* **EXERCISE PROMPT**: Your answer should be a single number: the count of lines that include the word "cosθ".

start PROVIDED DATA

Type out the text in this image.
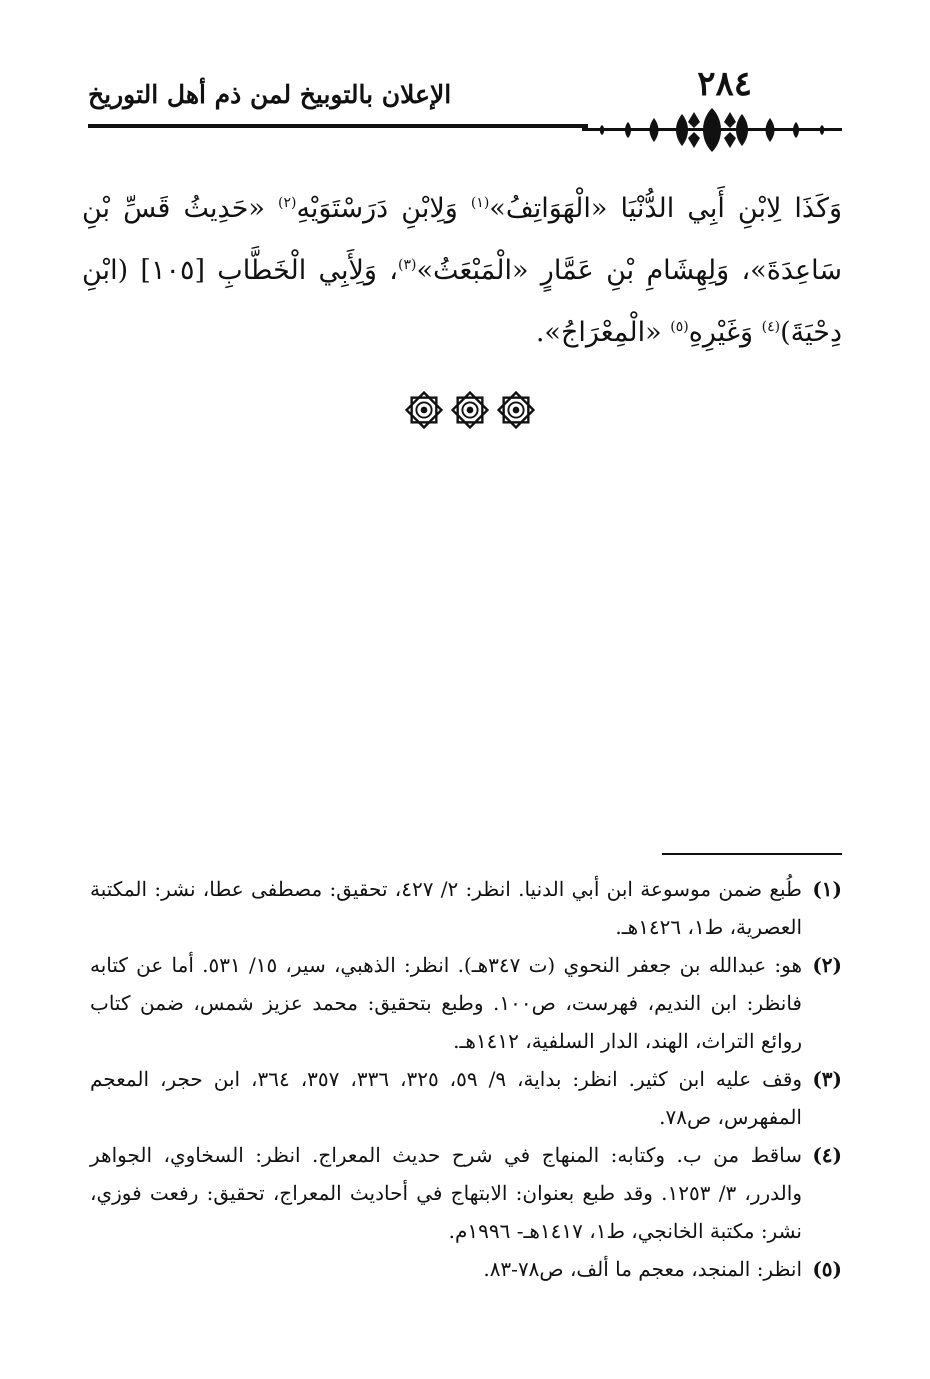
٢٨٤
الإعلان بالتوبيخ لمن ذم أهل التوريخ
وَكَذَا لِابْنِ أَبِي الدُّنْيَا «الْهَوَاتِفُ»$^{(١)}$ وَلِابْنِ دَرَسْتَوَيْهِ$^{(٢)}$ «حَدِيثُ قَسِّ بْنِ سَاعِدَةَ»، وَلِهِشَامِ بْنِ عَمَّارٍ «الْمَبْعَثُ»$^{(٣)}$، وَلِأَبِي الْخَطَّابِ [١٠٥] (ابْنِ دِحْيَةَ)$^{(٤)}$ وَغَيْرِهِ$^{(٥)}$ «الْمِعْرَاجُ».

(١)
طُبع ضمن موسوعة ابن أبي الدنيا. انظر: ٢/ ٤٢٧، تحقيق: مصطفى عطا، نشر: المكتبة العصرية، ط١، ١٤٢٦هـ.

(٢)
هو: عبدالله بن جعفر النحوي (ت ٣٤٧هـ). انظر: الذهبي، سير، ١٥/ ٥٣١. أما عن كتابه فانظر: ابن النديم، فهرست، ص١٠٠. وطبع بتحقيق: محمد عزيز شمس، ضمن كتاب روائع التراث، الهند، الدار السلفية، ١٤١٢هـ.

(٣)
وقف عليه ابن كثير. انظر: بداية، ٩/ ٥٩، ٣٢٥، ٣٣٦، ٣٥٧، ٣٦٤، ابن حجر، المعجم المفهرس، ص٧٨.

(٤)
ساقط من ب. وكتابه: المنهاج في شرح حديث المعراج. انظر: السخاوي، الجواهر والدرر، ٣/ ١٢٥٣. وقد طبع بعنوان: الابتهاج في أحاديث المعراج، تحقيق: رفعت فوزي، نشر: مكتبة الخانجي، ط١، ١٤١٧هـ- ١٩٩٦م.

(٥)
انظر: المنجد، معجم ما ألف، ص٧٨-٨٣.
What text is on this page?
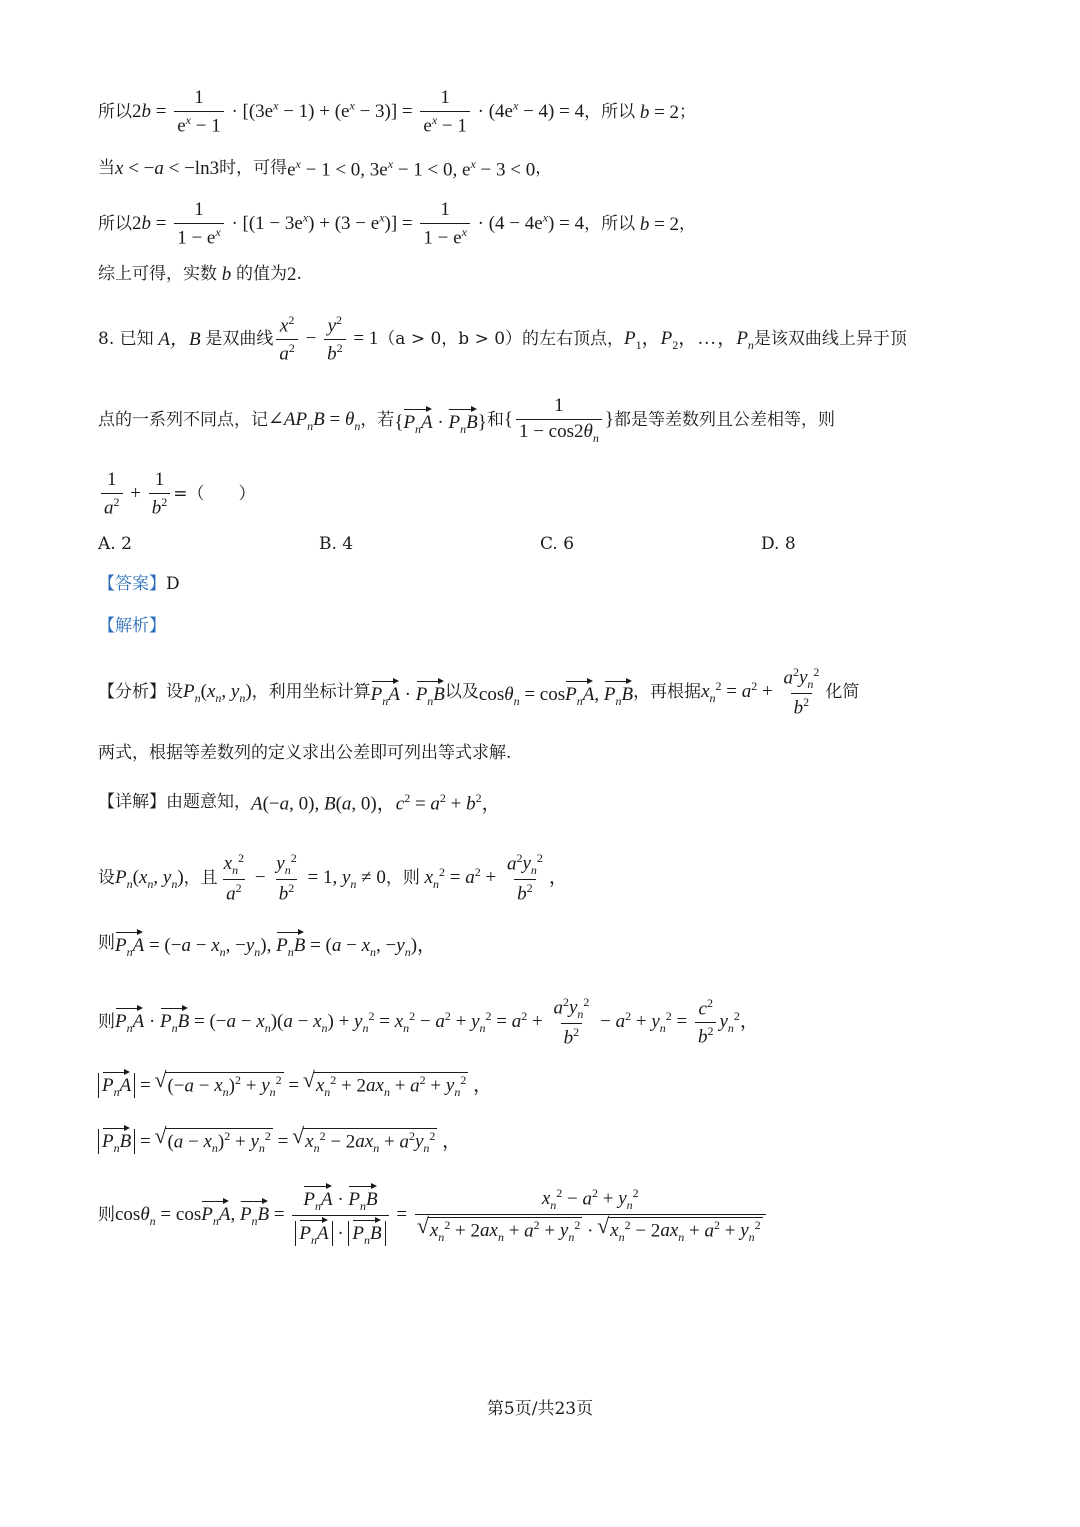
所以 $2b = \frac{1}{e^x - 1} \cdot [(3e^x - 1) + (e^x - 3)] = \frac{1}{e^x - 1} \cdot (4e^x - 4) = 4$ ，所以 b = 2 ；
当 x < −a < −ln3 时，可得 $e^x - 1 < 0$, $3e^x - 1 < 0$, $e^x - 3 < 0$ ，
所以 $2b = \frac{1}{1 - e^x} \cdot [(1 - 3e^x) + (3 - e^x)] = \frac{1}{1 - e^x} \cdot (4 - 4e^x) = 4$ ，所以 b = 2 ，
综上可得，实数 b 的值为 2 .
8. 已知 A，B 是双曲线 $\frac{x^2}{a^2} - \frac{y^2}{b^2} = 1$ （a > 0，b > 0）的左右顶点， $P_1$，$P_2$，…，$P_n$ 是该双曲线上异于顶
点的一系列不同点，记 $\angle AP_nB = \theta_n$ ，若 $\{P_nA \cdot P_nB\}$ 和 { $\frac{1}{1 - \cos 2\theta_n}$ } 都是等差数列且公差相等，则
$\frac{1}{a^2} + \frac{1}{b^2}$ =（　　）
A. 2	B. 4	C. 6	D. 8
【答案】 D
【解析】
【分析】 设 $P_n(x_n$, $y_n$) ，利用坐标计算 $P_nA \cdot P_nB$ 以及 cosθ$_n$ = cosP$_n$A, $P_nB$ ，再根据 $x_n^2 = a^2 + \frac{a^2y_n^2}{b^2}$ 化简
两式，根据等差数列的定义求出公差即可列出等式求解.
【详解】 由题意知， A(−a, 0), B(a, 0)，$c^2 = a^2 + b^2$，
设 $P_n(x_n$, $y_n$) ，且 $\frac{x_n^2}{a^2} - \frac{y_n^2}{b^2} = 1$, $y_n \ne 0$ ，则 $x_n^2 = a^2 + \frac{a^2y_n^2}{b^2}$ ，
则 $P_nA = (-a - x_n$, $-y_n$), $P_nB = (a - x_n$, $-y_n$)，
则 $P_nA \cdot P_nB = (-a - x_n)(a - x_n) + y_n^2 = x_n^2 - a^2 + y_n^2 = a^2 + \frac{a^2y_n^2}{b^2} - a^2 + y_n^2 = \frac{c^2}{b^2} y_n^2$，
$P_nA$ = √ $(-a - x_n)^2 + y_n^2$ = √ $x_n^2 + 2ax_n + a^2 + y_n^2$ ，
$P_nB$ = √ $(a - x_n)^2 + y_n^2$ = √ $x_n^2 - 2ax_n + a^2y_n^2$ ，
则 cosθ$_n$ = cosP$_n$A, $P_nB = \frac{P_nA \cdot P_nB}{P_nA \cdot P_nB} = x_n^2 - a^2 + y_n^2$
√ $x_n^2 + 2ax_n + a^2 + y_n^2$ · √ $x_n^2 - 2ax_n + a^2 + y_n^2$
第5页/共23页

end PROVIDED DATA

* **ANSWER TO THE EXERCISE**: 2